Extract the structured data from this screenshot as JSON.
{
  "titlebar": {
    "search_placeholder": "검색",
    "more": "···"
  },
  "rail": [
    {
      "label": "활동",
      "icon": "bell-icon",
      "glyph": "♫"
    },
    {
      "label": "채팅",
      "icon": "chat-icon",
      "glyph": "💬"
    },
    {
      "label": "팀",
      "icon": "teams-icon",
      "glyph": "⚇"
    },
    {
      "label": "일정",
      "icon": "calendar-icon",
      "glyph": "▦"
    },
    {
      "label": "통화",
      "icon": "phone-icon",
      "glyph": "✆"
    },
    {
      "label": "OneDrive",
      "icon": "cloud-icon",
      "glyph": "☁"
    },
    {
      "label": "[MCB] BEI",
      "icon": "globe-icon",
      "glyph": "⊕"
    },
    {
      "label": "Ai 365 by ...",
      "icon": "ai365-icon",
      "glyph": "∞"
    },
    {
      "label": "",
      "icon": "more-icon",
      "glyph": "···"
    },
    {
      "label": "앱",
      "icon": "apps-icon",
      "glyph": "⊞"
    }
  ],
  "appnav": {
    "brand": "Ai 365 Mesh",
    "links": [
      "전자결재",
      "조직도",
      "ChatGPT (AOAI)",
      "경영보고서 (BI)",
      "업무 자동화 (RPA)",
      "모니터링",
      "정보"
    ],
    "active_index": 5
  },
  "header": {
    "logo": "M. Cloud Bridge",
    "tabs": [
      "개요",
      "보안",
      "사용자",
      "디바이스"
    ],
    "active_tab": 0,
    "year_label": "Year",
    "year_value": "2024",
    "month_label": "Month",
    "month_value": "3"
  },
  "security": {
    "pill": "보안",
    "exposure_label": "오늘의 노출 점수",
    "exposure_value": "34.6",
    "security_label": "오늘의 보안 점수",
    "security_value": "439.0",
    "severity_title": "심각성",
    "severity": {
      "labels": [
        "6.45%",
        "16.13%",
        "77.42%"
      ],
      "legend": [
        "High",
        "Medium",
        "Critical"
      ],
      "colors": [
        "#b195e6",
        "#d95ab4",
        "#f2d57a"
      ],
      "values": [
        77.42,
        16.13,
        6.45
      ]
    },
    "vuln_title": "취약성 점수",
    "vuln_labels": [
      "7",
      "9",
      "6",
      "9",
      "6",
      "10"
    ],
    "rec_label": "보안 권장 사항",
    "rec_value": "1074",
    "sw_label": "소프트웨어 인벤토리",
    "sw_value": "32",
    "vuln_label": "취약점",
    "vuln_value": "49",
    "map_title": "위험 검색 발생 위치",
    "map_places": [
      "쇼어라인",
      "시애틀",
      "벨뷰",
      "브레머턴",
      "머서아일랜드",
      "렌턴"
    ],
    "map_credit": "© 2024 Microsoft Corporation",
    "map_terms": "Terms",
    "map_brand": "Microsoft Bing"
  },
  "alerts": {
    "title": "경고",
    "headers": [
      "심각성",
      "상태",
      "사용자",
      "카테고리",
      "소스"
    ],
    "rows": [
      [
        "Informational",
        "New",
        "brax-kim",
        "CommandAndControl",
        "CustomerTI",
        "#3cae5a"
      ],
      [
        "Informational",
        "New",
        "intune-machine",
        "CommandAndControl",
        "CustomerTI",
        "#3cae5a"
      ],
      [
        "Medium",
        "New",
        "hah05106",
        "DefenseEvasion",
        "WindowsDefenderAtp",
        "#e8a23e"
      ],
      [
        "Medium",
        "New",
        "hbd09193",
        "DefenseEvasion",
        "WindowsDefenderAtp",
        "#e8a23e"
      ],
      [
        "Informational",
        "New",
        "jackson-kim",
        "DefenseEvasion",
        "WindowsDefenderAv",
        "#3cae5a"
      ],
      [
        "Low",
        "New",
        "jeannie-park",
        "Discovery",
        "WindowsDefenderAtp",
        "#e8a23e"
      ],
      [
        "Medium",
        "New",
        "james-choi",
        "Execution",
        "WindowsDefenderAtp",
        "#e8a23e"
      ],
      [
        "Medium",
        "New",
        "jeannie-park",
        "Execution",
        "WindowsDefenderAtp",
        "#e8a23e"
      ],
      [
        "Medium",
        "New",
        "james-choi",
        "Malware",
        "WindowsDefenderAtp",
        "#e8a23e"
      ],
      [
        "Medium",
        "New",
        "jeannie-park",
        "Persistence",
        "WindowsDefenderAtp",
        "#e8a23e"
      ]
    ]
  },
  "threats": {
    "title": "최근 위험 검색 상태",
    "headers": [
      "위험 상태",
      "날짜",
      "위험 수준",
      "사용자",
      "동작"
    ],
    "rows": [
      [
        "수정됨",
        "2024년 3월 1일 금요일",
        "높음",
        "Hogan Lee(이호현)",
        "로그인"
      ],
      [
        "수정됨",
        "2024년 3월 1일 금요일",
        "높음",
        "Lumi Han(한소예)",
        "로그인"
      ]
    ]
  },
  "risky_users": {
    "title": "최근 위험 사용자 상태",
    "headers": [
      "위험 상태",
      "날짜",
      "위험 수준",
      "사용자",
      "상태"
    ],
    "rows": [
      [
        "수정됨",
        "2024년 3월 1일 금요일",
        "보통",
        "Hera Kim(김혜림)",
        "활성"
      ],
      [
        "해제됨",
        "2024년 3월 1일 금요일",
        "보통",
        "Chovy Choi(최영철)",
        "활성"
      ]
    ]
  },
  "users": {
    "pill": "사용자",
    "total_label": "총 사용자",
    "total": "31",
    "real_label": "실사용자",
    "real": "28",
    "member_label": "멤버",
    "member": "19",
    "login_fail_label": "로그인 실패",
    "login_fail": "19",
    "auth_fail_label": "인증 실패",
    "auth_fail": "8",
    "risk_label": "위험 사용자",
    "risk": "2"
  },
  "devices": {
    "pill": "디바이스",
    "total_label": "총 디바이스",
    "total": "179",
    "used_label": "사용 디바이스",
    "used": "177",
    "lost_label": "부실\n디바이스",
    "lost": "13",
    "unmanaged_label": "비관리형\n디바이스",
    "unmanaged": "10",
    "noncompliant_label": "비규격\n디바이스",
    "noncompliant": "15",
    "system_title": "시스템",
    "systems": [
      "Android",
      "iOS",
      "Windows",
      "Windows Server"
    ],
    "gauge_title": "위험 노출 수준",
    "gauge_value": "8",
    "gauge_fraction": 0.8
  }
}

Exercise task - Exactly as written, please output every entry.

Written reply -
Extract the structured data from this screenshot as JSON.
{
  "titlebar": {
    "search_placeholder": "검색",
    "more": "···"
  },
  "rail": [
    {
      "label": "활동",
      "icon": "bell-icon",
      "glyph": "♫"
    },
    {
      "label": "채팅",
      "icon": "chat-icon",
      "glyph": "💬"
    },
    {
      "label": "팀",
      "icon": "teams-icon",
      "glyph": "⚇"
    },
    {
      "label": "일정",
      "icon": "calendar-icon",
      "glyph": "▦"
    },
    {
      "label": "통화",
      "icon": "phone-icon",
      "glyph": "✆"
    },
    {
      "label": "OneDrive",
      "icon": "cloud-icon",
      "glyph": "☁"
    },
    {
      "label": "[MCB] BEI",
      "icon": "globe-icon",
      "glyph": "⊕"
    },
    {
      "label": "Ai 365 by ...",
      "icon": "ai365-icon",
      "glyph": "∞"
    },
    {
      "label": "",
      "icon": "more-icon",
      "glyph": "···"
    },
    {
      "label": "앱",
      "icon": "apps-icon",
      "glyph": "⊞"
    }
  ],
  "appnav": {
    "brand": "Ai 365 Mesh",
    "links": [
      "전자결재",
      "조직도",
      "ChatGPT (AOAI)",
      "경영보고서 (BI)",
      "업무 자동화 (RPA)",
      "모니터링",
      "정보"
    ],
    "active_index": 5
  },
  "header": {
    "logo": "M. Cloud Bridge",
    "tabs": [
      "개요",
      "보안",
      "사용자",
      "디바이스"
    ],
    "active_tab": 0,
    "year_label": "Year",
    "year_value": "2024",
    "month_label": "Month",
    "month_value": "3"
  },
  "security": {
    "pill": "보안",
    "exposure_label": "오늘의 노출 점수",
    "exposure_value": "34.6",
    "security_label": "오늘의 보안 점수",
    "security_value": "439.0",
    "severity_title": "심각성",
    "severity": {
      "labels": [
        "6.45%",
        "16.13%",
        "77.42%"
      ],
      "legend": [
        "High",
        "Medium",
        "Critical"
      ],
      "colors": [
        "#b195e6",
        "#d95ab4",
        "#f2d57a"
      ],
      "values": [
        77.42,
        16.13,
        6.45
      ]
    },
    "vuln_title": "취약성 점수",
    "vuln_labels": [
      "7",
      "9",
      "6",
      "9",
      "6",
      "10"
    ],
    "rec_label": "보안 권장 사항",
    "rec_value": "1074",
    "sw_label": "소프트웨어 인벤토리",
    "sw_value": "32",
    "vuln_label": "취약점",
    "vuln_value": "49",
    "map_title": "위험 검색 발생 위치",
    "map_places": [
      "쇼어라인",
      "시애틀",
      "벨뷰",
      "브레머턴",
      "머서아일랜드",
      "렌턴"
    ],
    "map_credit": "© 2024 Microsoft Corporation",
    "map_terms": "Terms",
    "map_brand": "Microsoft Bing"
  },
  "alerts": {
    "title": "경고",
    "headers": [
      "심각성",
      "상태",
      "사용자",
      "카테고리",
      "소스"
    ],
    "rows": [
      [
        "Informational",
        "New",
        "brax-kim",
        "CommandAndControl",
        "CustomerTI",
        "#3cae5a"
      ],
      [
        "Informational",
        "New",
        "intune-machine",
        "CommandAndControl",
        "CustomerTI",
        "#3cae5a"
      ],
      [
        "Medium",
        "New",
        "hah05106",
        "DefenseEvasion",
        "WindowsDefenderAtp",
        "#e8a23e"
      ],
      [
        "Medium",
        "New",
        "hbd09193",
        "DefenseEvasion",
        "WindowsDefenderAtp",
        "#e8a23e"
      ],
      [
        "Informational",
        "New",
        "jackson-kim",
        "DefenseEvasion",
        "WindowsDefenderAv",
        "#3cae5a"
      ],
      [
        "Low",
        "New",
        "jeannie-park",
        "Discovery",
        "WindowsDefenderAtp",
        "#e8a23e"
      ],
      [
        "Medium",
        "New",
        "james-choi",
        "Execution",
        "WindowsDefenderAtp",
        "#e8a23e"
      ],
      [
        "Medium",
        "New",
        "jeannie-park",
        "Execution",
        "WindowsDefenderAtp",
        "#e8a23e"
      ],
      [
        "Medium",
        "New",
        "james-choi",
        "Malware",
        "WindowsDefenderAtp",
        "#e8a23e"
      ],
      [
        "Medium",
        "New",
        "jeannie-park",
        "Persistence",
        "WindowsDefenderAtp",
        "#e8a23e"
      ]
    ]
  },
  "threats": {
    "title": "최근 위험 검색 상태",
    "headers": [
      "위험 상태",
      "날짜",
      "위험 수준",
      "사용자",
      "동작"
    ],
    "rows": [
      [
        "수정됨",
        "2024년 3월 1일 금요일",
        "높음",
        "Hogan Lee(이호현)",
        "로그인"
      ],
      [
        "수정됨",
        "2024년 3월 1일 금요일",
        "높음",
        "Lumi Han(한소예)",
        "로그인"
      ]
    ]
  },
  "risky_users": {
    "title": "최근 위험 사용자 상태",
    "headers": [
      "위험 상태",
      "날짜",
      "위험 수준",
      "사용자",
      "상태"
    ],
    "rows": [
      [
        "수정됨",
        "2024년 3월 1일 금요일",
        "보통",
        "Hera Kim(김혜림)",
        "활성"
      ],
      [
        "해제됨",
        "2024년 3월 1일 금요일",
        "보통",
        "Chovy Choi(최영철)",
        "활성"
      ]
    ]
  },
  "users": {
    "pill": "사용자",
    "total_label": "총 사용자",
    "total": "31",
    "real_label": "실사용자",
    "real": "28",
    "member_label": "멤버",
    "member": "19",
    "login_fail_label": "로그인 실패",
    "login_fail": "19",
    "auth_fail_label": "인증 실패",
    "auth_fail": "8",
    "risk_label": "위험 사용자",
    "risk": "2"
  },
  "devices": {
    "pill": "디바이스",
    "total_label": "총 디바이스",
    "total": "179",
    "used_label": "사용 디바이스",
    "used": "177",
    "lost_label": "부실\n디바이스",
    "lost": "13",
    "unmanaged_label": "비관리형\n디바이스",
    "unmanaged": "10",
    "noncompliant_label": "비규격\n디바이스",
    "noncompliant": "15",
    "system_title": "시스템",
    "systems": [
      "Android",
      "iOS",
      "Windows",
      "Windows Server"
    ],
    "gauge_title": "위험 노출 수준",
    "gauge_value": "8",
    "gauge_fraction": 0.8
  }
}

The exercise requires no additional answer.